• **Records from a collection**:

* Start *

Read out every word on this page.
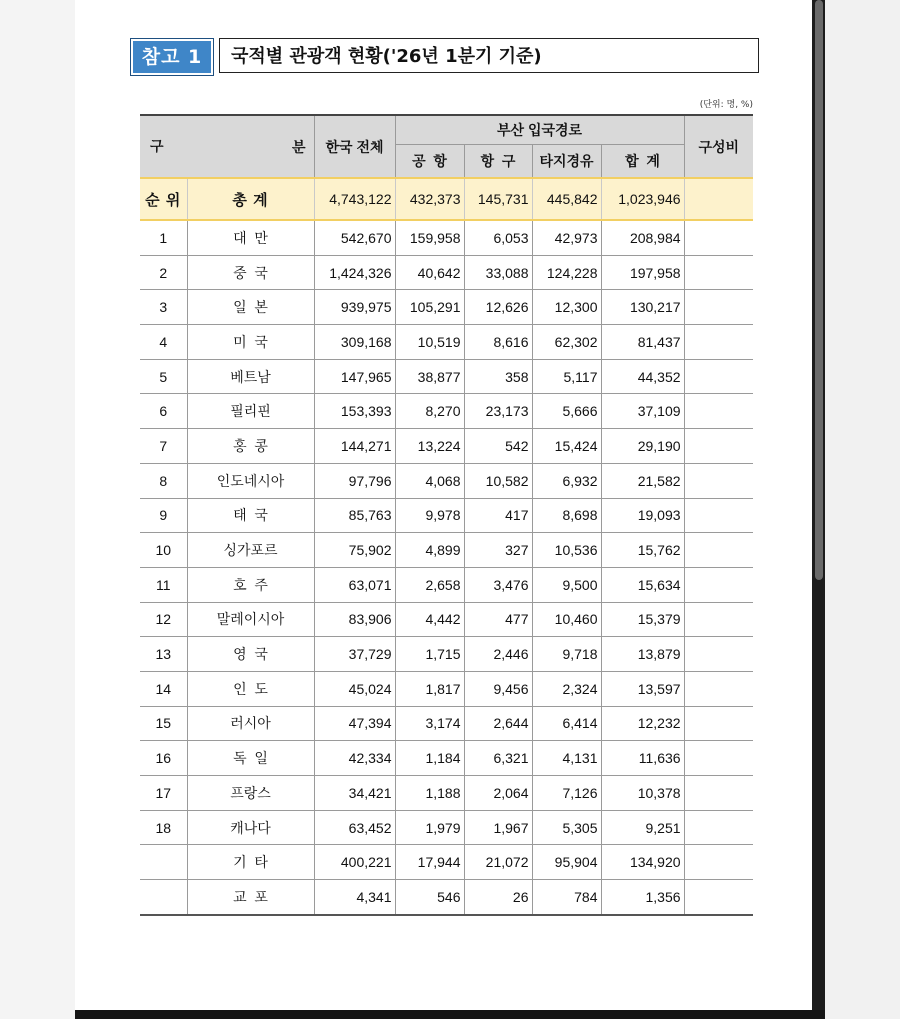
참고 1	국적별 관광객 현황('26년 1분기 기준)
(단위: 명, %)
구	분	한국 전체	부산 입국경로				구성비
			공  항	항  구	타지경유	합  계	
순 위	총 계	4,743,122	432,373	145,731	445,842	1,023,946	
1	대  만	542,670	159,958	6,053	42,973	208,984	
2	중  국	1,424,326	40,642	33,088	124,228	197,958	
3	일  본	939,975	105,291	12,626	12,300	130,217	
4	미  국	309,168	10,519	8,616	62,302	81,437	
5	베트남	147,965	38,877	358	5,117	44,352	
6	필리핀	153,393	8,270	23,173	5,666	37,109	
7	홍  콩	144,271	13,224	542	15,424	29,190	
8	인도네시아	97,796	4,068	10,582	6,932	21,582	
9	태  국	85,763	9,978	417	8,698	19,093	
10	싱가포르	75,902	4,899	327	10,536	15,762	
11	호  주	63,071	2,658	3,476	9,500	15,634	
12	말레이시아	83,906	4,442	477	10,460	15,379	
13	영  국	37,729	1,715	2,446	9,718	13,879	
14	인  도	45,024	1,817	9,456	2,324	13,597	
15	러시아	47,394	3,174	2,644	6,414	12,232	
16	독  일	42,334	1,184	6,321	4,131	11,636	
17	프랑스	34,421	1,188	2,064	7,126	10,378	
18	캐나다	63,452	1,979	1,967	5,305	9,251	
	기  타	400,221	17,944	21,072	95,904	134,920	
	교  포	4,341	546	26	784	1,356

* End *

• **The request**: Write out the material above once more, exactly as it reads, with no pictures.

• **The response**:
Read out every word on this page.
참고 1	국적별 관광객 현황('26년 1분기 기준)
(단위: 명, %)
구	분	한국 전체	부산 입국경로				구성비
			공  항	항  구	타지경유	합  계	
순 위	총 계	4,743,122	432,373	145,731	445,842	1,023,946	
1	대  만	542,670	159,958	6,053	42,973	208,984	
2	중  국	1,424,326	40,642	33,088	124,228	197,958	
3	일  본	939,975	105,291	12,626	12,300	130,217	
4	미  국	309,168	10,519	8,616	62,302	81,437	
5	베트남	147,965	38,877	358	5,117	44,352	
6	필리핀	153,393	8,270	23,173	5,666	37,109	
7	홍  콩	144,271	13,224	542	15,424	29,190	
8	인도네시아	97,796	4,068	10,582	6,932	21,582	
9	태  국	85,763	9,978	417	8,698	19,093	
10	싱가포르	75,902	4,899	327	10,536	15,762	
11	호  주	63,071	2,658	3,476	9,500	15,634	
12	말레이시아	83,906	4,442	477	10,460	15,379	
13	영  국	37,729	1,715	2,446	9,718	13,879	
14	인  도	45,024	1,817	9,456	2,324	13,597	
15	러시아	47,394	3,174	2,644	6,414	12,232	
16	독  일	42,334	1,184	6,321	4,131	11,636	
17	프랑스	34,421	1,188	2,064	7,126	10,378	
18	캐나다	63,452	1,979	1,967	5,305	9,251	
	기  타	400,221	17,944	21,072	95,904	134,920	
	교  포	4,341	546	26	784	1,356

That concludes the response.